_Given request_: Collect every line below that contains the word "text".

_Record list_:
[Begin]
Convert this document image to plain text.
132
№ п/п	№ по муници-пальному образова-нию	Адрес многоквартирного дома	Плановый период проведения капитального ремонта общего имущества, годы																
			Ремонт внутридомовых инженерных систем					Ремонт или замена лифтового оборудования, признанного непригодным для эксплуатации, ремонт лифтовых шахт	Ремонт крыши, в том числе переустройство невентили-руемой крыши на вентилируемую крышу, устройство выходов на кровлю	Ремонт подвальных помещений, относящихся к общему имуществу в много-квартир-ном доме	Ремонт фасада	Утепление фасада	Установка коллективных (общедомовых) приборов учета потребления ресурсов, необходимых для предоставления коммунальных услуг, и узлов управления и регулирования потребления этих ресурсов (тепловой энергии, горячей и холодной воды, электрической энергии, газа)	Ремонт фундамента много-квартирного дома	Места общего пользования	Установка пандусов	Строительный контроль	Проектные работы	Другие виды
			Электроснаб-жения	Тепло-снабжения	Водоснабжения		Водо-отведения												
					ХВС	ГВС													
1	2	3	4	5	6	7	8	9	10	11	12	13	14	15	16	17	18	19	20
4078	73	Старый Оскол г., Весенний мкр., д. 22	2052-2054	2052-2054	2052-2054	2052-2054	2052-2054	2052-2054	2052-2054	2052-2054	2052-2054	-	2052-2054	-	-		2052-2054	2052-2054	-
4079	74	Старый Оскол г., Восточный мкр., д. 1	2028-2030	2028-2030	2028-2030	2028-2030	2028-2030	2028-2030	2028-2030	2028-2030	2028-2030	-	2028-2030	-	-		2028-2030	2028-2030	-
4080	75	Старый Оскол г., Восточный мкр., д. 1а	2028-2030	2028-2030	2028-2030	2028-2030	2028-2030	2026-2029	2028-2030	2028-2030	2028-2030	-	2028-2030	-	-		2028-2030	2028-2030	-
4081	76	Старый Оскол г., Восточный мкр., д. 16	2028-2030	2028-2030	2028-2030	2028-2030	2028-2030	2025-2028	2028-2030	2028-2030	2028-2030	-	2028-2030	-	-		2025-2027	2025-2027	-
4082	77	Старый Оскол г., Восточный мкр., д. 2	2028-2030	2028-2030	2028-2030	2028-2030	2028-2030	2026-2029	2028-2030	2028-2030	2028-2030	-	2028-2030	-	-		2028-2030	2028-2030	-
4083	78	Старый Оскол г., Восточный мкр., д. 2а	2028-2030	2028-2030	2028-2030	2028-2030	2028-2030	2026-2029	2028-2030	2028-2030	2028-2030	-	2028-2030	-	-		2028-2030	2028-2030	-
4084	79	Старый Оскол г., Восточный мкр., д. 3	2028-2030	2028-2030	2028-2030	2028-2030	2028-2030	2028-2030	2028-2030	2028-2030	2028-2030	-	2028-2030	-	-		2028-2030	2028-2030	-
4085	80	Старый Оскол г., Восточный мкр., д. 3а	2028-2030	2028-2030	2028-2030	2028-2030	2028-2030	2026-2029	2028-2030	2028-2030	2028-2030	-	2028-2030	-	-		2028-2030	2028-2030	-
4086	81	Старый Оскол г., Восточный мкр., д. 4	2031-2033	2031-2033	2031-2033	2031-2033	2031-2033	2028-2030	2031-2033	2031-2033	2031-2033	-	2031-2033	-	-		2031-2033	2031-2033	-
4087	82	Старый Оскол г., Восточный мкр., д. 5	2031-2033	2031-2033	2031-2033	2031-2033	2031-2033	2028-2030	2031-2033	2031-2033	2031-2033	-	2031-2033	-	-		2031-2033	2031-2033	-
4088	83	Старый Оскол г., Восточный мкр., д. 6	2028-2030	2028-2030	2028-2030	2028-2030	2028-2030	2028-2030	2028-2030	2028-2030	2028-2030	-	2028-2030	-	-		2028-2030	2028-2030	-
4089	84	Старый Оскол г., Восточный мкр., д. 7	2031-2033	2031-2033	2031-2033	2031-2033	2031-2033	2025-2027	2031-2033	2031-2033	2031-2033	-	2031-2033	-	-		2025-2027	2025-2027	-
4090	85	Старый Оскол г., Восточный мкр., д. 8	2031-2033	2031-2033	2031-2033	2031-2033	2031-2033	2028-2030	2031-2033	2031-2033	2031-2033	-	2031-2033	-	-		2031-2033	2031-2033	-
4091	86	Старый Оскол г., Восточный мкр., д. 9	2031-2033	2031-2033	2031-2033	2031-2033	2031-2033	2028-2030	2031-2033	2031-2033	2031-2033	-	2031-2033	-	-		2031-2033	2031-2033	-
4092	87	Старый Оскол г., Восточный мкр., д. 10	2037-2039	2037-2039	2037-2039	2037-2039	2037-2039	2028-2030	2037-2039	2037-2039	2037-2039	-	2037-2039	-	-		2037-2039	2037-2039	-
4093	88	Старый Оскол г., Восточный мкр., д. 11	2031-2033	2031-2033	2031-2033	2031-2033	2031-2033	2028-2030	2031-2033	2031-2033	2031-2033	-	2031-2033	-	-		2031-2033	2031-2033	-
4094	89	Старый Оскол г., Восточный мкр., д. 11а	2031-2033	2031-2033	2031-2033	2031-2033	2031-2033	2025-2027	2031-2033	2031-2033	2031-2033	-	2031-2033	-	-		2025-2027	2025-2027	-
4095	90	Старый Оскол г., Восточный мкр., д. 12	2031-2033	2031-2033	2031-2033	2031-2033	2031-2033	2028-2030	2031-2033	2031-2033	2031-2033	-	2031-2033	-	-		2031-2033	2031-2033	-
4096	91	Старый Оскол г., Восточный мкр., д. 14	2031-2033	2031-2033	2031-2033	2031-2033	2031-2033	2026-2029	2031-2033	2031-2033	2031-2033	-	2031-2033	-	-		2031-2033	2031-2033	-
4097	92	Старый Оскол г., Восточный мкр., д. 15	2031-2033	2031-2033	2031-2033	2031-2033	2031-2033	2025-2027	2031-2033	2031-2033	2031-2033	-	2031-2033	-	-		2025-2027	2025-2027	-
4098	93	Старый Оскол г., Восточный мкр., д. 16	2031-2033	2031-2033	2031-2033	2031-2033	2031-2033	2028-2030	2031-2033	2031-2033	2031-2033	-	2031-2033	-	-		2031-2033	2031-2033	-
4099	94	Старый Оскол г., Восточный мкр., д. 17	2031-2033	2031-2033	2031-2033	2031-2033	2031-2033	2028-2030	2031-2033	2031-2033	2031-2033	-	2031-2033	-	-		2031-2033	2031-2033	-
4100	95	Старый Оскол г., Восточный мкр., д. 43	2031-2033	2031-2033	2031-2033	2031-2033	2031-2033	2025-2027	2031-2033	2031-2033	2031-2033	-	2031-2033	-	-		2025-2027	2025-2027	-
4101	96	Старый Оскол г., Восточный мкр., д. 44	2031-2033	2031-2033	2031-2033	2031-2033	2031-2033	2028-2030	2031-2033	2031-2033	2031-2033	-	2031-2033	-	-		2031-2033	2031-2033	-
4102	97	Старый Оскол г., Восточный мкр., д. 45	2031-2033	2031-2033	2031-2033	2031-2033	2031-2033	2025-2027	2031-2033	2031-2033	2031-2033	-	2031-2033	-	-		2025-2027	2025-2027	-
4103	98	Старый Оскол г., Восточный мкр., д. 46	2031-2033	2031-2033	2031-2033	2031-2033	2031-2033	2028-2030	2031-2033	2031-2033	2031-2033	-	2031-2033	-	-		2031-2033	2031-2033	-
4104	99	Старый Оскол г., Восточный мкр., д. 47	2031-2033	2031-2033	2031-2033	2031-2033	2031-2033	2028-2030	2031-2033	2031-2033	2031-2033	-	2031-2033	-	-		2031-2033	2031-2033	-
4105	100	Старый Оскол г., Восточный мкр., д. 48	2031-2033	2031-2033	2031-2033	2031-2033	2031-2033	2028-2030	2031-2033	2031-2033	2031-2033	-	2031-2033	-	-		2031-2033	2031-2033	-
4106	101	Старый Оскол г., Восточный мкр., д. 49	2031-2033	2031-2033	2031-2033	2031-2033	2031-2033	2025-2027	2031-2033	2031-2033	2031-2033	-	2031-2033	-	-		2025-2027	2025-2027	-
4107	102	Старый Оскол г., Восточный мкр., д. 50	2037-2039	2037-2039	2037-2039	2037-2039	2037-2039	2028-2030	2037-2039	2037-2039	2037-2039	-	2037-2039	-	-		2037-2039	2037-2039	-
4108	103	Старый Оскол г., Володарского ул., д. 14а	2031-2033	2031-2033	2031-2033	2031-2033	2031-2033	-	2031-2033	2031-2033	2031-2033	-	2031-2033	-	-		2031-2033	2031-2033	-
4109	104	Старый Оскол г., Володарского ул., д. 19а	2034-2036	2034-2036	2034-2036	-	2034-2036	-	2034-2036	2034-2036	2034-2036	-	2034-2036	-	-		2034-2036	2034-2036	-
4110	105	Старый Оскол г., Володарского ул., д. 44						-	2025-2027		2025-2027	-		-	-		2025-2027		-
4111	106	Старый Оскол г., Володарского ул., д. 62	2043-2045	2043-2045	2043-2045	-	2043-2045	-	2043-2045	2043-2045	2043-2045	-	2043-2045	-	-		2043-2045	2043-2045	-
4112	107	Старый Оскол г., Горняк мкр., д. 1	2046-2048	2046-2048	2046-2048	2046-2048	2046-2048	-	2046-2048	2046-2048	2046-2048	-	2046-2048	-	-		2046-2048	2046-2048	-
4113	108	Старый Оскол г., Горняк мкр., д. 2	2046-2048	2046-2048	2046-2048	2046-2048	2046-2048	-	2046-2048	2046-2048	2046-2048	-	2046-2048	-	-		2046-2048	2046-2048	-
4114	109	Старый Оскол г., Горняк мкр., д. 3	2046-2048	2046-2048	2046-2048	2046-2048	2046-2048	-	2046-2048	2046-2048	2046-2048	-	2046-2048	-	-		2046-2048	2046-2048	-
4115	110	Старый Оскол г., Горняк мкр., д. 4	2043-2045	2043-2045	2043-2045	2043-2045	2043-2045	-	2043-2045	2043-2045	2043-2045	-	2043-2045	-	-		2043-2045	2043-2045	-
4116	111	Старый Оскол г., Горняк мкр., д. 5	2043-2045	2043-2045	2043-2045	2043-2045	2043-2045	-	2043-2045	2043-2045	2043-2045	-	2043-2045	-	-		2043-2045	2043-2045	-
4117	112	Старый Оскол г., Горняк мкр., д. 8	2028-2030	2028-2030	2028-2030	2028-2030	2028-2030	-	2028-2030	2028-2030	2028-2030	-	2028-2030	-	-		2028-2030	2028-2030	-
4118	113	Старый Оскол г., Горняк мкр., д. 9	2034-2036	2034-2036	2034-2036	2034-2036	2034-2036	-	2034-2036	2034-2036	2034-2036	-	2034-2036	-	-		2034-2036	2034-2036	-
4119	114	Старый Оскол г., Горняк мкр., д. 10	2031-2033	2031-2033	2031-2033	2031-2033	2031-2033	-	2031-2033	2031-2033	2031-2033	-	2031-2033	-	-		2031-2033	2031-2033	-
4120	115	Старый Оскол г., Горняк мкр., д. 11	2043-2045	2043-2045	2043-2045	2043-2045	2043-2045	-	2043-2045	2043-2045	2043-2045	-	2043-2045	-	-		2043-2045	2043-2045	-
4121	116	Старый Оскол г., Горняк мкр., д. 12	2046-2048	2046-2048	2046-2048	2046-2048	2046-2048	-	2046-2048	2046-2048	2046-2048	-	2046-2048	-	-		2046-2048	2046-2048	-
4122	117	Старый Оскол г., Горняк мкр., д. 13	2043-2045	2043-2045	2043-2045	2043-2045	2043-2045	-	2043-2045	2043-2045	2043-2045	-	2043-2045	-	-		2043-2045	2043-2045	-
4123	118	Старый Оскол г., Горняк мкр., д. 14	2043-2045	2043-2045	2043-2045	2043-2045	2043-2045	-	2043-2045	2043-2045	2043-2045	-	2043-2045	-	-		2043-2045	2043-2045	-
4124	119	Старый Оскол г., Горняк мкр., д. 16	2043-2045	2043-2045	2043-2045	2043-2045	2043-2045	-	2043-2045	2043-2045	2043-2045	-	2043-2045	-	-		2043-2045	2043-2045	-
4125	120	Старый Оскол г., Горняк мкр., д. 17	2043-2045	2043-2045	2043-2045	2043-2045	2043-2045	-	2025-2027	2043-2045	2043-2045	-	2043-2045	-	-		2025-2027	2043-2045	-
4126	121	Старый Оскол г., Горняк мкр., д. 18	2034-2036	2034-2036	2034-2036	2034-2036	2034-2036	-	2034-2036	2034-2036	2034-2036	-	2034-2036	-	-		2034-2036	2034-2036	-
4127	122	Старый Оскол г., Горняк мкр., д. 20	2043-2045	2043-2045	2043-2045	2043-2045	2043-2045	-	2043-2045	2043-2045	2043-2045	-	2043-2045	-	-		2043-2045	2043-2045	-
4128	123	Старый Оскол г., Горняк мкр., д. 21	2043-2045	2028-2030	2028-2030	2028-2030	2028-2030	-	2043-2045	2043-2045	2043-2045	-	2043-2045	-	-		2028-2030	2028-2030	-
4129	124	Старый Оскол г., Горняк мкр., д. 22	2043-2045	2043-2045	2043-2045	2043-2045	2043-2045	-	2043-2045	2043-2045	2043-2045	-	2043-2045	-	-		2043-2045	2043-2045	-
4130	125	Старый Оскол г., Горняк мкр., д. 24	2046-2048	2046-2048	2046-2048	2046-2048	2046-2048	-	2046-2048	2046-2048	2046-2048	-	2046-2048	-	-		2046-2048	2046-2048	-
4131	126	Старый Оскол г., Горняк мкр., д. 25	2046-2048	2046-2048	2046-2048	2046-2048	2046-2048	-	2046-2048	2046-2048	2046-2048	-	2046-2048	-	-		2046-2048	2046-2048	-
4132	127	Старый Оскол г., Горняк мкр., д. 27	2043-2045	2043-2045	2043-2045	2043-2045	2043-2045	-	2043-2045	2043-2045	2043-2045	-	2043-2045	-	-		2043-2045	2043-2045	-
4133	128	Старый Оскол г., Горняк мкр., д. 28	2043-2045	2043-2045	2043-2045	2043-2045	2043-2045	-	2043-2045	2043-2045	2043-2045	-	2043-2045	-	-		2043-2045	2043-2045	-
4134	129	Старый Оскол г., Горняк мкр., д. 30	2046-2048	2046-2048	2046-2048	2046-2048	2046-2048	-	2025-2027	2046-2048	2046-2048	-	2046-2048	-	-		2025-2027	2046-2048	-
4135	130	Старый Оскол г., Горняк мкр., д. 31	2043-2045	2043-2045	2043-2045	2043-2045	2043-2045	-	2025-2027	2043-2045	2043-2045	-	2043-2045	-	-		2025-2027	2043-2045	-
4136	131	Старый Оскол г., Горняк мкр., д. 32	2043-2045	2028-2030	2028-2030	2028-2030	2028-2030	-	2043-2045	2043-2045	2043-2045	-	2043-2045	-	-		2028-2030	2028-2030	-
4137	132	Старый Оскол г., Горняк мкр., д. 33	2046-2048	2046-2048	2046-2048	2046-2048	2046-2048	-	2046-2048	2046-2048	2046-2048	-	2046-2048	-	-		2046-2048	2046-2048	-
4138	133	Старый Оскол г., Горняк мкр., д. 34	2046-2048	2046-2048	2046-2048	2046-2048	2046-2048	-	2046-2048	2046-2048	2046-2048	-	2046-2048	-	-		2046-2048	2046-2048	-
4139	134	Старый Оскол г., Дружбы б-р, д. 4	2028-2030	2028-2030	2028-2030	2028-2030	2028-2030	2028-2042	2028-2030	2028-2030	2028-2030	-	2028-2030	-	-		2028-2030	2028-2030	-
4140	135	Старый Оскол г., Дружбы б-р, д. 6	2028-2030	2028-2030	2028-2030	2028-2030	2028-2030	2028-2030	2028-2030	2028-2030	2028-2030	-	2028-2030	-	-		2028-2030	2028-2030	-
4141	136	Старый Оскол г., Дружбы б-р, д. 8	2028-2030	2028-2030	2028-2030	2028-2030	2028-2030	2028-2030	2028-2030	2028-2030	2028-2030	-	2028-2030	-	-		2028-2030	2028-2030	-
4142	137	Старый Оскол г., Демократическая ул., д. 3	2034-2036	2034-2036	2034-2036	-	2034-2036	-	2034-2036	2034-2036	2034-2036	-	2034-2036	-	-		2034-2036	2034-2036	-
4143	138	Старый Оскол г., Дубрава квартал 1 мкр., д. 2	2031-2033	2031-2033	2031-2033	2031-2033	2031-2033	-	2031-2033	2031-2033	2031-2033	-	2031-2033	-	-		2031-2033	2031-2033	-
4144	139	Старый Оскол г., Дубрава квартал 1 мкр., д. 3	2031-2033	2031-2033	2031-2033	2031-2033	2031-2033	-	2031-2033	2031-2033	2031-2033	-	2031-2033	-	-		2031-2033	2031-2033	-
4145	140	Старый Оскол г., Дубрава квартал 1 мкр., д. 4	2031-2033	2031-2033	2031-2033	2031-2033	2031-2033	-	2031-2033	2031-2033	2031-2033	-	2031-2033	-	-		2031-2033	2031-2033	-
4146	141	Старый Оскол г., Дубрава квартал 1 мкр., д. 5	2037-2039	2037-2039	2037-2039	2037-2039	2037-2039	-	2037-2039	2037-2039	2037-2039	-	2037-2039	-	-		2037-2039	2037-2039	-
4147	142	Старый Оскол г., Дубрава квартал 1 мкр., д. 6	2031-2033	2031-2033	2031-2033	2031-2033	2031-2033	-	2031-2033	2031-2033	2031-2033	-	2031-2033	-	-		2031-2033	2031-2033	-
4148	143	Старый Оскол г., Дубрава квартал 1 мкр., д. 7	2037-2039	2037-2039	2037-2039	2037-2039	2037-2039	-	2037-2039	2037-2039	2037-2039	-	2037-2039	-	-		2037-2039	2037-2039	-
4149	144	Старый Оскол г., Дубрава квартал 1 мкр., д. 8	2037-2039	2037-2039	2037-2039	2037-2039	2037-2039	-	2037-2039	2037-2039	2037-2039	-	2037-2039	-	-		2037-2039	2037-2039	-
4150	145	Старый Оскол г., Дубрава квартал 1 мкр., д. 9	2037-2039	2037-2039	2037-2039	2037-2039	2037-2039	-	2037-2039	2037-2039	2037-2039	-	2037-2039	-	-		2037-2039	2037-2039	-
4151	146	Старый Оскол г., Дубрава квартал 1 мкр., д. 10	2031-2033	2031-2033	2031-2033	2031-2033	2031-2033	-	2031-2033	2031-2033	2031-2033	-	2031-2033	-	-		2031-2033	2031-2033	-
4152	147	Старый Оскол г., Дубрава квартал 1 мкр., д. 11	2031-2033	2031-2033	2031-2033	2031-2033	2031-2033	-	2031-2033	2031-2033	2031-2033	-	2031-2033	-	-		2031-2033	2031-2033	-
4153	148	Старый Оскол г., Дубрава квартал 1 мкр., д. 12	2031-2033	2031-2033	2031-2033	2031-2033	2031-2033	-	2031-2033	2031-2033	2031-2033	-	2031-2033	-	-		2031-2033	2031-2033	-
[End]
[Begin]
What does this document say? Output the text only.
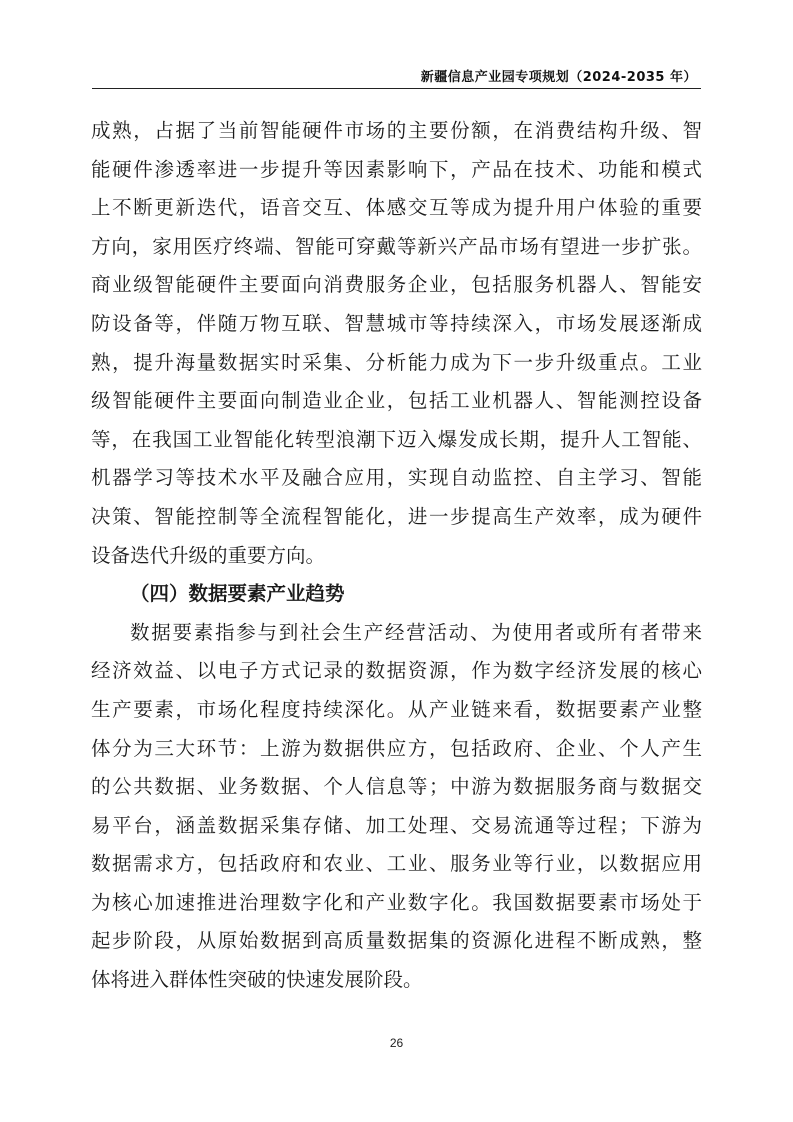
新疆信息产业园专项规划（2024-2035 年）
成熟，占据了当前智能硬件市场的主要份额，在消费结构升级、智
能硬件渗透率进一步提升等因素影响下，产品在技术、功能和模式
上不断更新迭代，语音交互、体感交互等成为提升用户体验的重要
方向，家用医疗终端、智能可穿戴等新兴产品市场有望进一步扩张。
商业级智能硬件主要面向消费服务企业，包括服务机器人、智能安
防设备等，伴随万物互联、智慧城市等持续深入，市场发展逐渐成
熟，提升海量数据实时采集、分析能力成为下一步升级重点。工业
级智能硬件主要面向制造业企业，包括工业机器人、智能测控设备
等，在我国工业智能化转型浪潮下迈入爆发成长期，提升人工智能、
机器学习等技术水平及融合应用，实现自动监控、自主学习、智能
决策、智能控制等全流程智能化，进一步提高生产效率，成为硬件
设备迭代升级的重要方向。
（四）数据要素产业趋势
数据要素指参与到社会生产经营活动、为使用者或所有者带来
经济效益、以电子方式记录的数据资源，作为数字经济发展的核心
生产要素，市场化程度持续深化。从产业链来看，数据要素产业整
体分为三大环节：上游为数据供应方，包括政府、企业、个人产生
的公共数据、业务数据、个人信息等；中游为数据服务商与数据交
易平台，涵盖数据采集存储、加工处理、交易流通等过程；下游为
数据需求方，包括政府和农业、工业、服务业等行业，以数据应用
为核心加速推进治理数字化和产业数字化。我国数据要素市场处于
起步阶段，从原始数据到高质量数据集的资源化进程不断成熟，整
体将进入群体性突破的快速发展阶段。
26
[End]
_The result_:
Convert this document image to plain text.
What does this document say? Output the text only.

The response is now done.